--- START ---
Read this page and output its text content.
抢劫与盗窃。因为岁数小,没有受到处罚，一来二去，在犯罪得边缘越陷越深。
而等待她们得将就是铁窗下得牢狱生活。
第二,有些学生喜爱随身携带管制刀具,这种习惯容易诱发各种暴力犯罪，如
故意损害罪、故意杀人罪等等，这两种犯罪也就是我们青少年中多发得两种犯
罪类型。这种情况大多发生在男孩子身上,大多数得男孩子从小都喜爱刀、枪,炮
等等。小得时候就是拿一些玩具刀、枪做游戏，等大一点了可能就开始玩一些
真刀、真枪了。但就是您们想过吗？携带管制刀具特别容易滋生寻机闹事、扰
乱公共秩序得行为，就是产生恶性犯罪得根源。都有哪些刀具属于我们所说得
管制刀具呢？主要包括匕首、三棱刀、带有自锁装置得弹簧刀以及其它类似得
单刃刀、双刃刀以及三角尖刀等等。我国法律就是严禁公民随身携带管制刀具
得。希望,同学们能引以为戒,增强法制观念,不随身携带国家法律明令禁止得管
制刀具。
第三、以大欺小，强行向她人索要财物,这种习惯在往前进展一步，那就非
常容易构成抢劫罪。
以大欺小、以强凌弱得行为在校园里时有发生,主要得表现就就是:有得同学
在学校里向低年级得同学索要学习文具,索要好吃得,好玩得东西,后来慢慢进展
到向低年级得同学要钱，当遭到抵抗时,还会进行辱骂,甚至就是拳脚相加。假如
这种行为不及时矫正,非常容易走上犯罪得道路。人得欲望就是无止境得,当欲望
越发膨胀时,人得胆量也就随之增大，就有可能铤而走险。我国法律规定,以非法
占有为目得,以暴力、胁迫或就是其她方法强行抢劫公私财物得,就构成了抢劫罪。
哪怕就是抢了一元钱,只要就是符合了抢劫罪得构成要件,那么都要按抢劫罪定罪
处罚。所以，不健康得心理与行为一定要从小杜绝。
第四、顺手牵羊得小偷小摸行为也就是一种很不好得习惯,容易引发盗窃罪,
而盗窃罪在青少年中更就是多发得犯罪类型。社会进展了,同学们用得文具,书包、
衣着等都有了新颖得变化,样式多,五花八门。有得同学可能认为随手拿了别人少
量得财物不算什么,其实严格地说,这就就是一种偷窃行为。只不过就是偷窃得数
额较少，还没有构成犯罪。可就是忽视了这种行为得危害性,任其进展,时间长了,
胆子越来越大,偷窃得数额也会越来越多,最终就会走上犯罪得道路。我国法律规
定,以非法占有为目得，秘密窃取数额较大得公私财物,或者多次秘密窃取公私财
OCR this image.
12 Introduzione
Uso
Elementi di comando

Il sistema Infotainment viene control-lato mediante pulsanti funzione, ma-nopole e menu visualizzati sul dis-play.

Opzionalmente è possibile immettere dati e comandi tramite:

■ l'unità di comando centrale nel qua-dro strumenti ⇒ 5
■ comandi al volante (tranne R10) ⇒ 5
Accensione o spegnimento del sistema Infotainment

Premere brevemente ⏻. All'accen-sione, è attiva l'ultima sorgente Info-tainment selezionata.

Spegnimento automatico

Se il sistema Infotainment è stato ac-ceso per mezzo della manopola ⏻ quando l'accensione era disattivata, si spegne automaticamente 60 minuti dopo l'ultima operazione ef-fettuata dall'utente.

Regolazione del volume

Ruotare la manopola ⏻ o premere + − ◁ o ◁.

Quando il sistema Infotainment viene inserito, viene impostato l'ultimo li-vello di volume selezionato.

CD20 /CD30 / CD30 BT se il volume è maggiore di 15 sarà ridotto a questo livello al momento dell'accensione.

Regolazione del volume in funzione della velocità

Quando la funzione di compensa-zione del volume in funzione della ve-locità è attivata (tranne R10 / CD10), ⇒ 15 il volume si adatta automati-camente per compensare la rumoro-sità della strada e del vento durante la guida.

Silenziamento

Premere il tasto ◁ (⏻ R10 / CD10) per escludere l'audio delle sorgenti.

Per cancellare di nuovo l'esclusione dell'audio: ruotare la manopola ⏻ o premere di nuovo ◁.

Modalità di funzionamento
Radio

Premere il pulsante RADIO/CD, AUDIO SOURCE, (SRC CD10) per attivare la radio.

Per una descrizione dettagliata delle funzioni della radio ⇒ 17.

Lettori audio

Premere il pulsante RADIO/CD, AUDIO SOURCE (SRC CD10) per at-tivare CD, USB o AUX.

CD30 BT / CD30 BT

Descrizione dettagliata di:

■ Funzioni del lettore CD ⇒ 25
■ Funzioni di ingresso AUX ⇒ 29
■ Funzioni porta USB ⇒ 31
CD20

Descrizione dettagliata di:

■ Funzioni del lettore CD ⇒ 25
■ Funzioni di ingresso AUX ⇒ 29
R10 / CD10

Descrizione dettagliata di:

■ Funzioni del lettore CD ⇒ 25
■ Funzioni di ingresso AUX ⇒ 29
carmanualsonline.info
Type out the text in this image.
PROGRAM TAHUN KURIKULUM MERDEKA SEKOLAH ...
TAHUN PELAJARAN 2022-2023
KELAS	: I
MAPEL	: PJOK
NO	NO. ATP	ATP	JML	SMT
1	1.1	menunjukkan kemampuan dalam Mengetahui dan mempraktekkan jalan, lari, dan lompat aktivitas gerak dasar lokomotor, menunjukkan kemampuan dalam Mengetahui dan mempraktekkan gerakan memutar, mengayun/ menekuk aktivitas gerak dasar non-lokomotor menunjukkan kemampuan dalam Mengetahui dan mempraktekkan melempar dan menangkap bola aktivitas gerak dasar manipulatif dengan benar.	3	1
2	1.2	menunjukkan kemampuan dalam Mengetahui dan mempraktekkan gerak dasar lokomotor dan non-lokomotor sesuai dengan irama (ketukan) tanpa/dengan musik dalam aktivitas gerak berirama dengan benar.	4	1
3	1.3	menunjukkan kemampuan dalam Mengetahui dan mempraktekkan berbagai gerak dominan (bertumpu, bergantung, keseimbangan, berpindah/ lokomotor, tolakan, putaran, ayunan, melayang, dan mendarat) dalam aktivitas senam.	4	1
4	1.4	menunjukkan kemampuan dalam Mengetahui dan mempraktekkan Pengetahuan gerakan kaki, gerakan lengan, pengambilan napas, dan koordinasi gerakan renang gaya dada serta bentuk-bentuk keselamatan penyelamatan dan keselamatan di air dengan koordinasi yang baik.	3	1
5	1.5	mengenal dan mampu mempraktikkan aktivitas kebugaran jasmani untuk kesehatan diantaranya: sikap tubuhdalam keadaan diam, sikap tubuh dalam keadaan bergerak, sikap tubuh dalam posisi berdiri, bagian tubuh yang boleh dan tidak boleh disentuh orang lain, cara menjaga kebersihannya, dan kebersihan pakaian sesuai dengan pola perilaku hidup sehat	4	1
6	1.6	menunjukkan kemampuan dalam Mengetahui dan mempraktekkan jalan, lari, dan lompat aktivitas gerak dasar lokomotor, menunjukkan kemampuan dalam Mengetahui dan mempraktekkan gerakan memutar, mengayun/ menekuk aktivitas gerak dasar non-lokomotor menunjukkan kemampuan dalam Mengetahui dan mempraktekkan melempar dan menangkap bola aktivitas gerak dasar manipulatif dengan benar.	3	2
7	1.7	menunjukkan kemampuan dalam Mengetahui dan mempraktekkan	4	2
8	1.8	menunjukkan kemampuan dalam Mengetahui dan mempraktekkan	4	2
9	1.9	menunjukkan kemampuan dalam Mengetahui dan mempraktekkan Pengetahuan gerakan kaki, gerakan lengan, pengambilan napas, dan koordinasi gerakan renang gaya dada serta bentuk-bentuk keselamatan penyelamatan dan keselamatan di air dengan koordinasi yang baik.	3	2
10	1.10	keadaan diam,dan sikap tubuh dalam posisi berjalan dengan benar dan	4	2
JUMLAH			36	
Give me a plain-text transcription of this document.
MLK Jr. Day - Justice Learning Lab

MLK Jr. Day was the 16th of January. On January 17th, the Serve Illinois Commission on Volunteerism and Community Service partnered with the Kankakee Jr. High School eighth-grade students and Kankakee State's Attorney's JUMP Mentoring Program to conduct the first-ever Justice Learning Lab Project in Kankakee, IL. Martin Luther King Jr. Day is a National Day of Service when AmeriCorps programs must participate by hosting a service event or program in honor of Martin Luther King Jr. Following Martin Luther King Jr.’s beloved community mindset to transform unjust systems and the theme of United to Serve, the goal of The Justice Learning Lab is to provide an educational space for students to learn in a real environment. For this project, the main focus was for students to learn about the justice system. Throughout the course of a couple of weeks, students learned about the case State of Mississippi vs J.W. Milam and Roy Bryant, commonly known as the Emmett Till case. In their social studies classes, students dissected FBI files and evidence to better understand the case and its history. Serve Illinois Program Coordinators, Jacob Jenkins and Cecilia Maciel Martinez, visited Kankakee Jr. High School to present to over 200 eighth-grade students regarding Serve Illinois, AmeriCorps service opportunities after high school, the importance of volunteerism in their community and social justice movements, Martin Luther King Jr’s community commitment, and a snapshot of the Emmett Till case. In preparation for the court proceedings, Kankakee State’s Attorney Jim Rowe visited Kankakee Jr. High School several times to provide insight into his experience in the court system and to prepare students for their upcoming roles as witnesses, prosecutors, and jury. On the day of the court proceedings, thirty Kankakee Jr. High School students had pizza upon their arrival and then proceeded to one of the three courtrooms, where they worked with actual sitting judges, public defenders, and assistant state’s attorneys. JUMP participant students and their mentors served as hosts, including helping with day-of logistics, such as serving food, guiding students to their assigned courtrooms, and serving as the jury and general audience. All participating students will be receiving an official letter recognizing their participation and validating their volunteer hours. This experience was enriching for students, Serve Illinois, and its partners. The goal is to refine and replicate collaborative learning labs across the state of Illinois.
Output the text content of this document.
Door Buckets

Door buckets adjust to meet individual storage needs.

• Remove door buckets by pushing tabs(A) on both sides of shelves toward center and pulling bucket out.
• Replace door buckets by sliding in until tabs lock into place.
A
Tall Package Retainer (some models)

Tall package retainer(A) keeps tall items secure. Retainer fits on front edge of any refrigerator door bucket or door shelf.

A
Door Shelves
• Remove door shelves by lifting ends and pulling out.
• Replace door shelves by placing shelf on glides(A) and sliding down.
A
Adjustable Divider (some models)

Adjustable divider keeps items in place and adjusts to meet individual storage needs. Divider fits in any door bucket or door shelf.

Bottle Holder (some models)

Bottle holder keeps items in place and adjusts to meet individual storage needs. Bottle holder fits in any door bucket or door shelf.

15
--- END ---
Task description ▸ Only the number is wanted: how many lines in the data include the string "ultima"?

Answer for the task ▸ 2